### Problem requirements
Copy out every line of the entries below with no changes, and leave out the pictures.

### Dataset content
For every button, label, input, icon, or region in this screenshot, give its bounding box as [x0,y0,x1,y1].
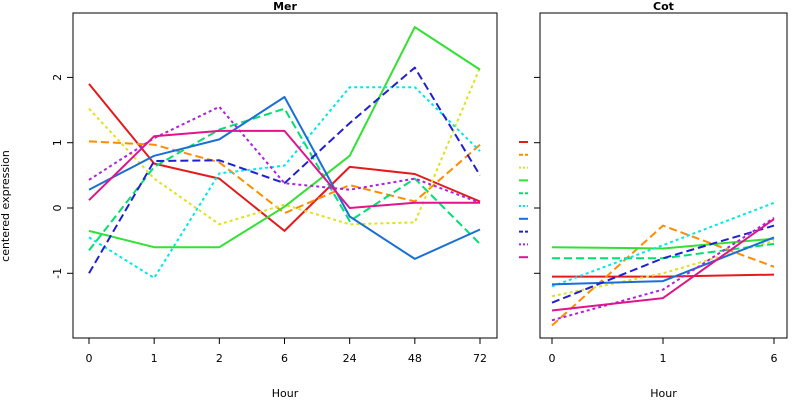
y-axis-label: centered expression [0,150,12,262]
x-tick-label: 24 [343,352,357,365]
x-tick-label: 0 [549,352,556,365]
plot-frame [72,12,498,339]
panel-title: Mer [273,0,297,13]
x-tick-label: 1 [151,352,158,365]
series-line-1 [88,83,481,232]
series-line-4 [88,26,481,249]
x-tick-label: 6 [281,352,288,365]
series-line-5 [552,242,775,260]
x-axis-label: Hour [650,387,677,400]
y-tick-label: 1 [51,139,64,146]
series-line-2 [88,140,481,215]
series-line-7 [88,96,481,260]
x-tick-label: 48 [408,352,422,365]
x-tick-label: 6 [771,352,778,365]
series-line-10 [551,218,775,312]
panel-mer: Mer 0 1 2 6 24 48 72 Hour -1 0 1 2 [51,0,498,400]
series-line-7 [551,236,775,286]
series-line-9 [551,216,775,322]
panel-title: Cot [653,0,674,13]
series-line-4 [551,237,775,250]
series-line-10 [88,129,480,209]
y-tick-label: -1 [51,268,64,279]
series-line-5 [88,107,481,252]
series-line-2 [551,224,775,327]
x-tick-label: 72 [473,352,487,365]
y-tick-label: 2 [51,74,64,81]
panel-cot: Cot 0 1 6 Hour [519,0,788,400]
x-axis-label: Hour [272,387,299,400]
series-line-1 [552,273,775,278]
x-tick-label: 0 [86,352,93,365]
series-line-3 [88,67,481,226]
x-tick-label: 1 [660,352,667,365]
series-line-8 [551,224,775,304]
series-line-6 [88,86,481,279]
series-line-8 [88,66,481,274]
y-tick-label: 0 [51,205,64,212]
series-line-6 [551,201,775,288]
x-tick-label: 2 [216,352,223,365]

### Complete answer
For every button, label, input, icon, or region in this screenshot, give its bounding box as [x0,y0,x1,y1].
y-axis-label: centered expression [0,150,12,262]
x-tick-label: 24 [343,352,357,365]
x-tick-label: 0 [549,352,556,365]
plot-frame [72,12,498,339]
panel-title: Mer [273,0,297,13]
x-tick-label: 1 [151,352,158,365]
series-line-1 [88,83,481,232]
series-line-4 [88,26,481,249]
x-tick-label: 6 [281,352,288,365]
series-line-5 [552,242,775,260]
x-axis-label: Hour [650,387,677,400]
y-tick-label: 1 [51,139,64,146]
series-line-2 [88,140,481,215]
series-line-7 [88,96,481,260]
x-tick-label: 48 [408,352,422,365]
x-tick-label: 6 [771,352,778,365]
series-line-10 [551,218,775,312]
panel-mer: Mer 0 1 2 6 24 48 72 Hour -1 0 1 2 [51,0,498,400]
series-line-7 [551,236,775,286]
series-line-9 [551,216,775,322]
panel-title: Cot [653,0,674,13]
series-line-4 [551,237,775,250]
series-line-10 [88,129,480,209]
y-tick-label: -1 [51,268,64,279]
series-line-5 [88,107,481,252]
series-line-2 [551,224,775,327]
x-tick-label: 72 [473,352,487,365]
y-tick-label: 2 [51,74,64,81]
panel-cot: Cot 0 1 6 Hour [519,0,788,400]
x-axis-label: Hour [272,387,299,400]
series-line-1 [552,273,775,278]
x-tick-label: 0 [86,352,93,365]
series-line-3 [88,67,481,226]
x-tick-label: 1 [660,352,667,365]
series-line-8 [551,224,775,304]
series-line-6 [88,86,481,279]
series-line-8 [88,66,481,274]
y-tick-label: 0 [51,205,64,212]
series-line-6 [551,201,775,288]
x-tick-label: 2 [216,352,223,365]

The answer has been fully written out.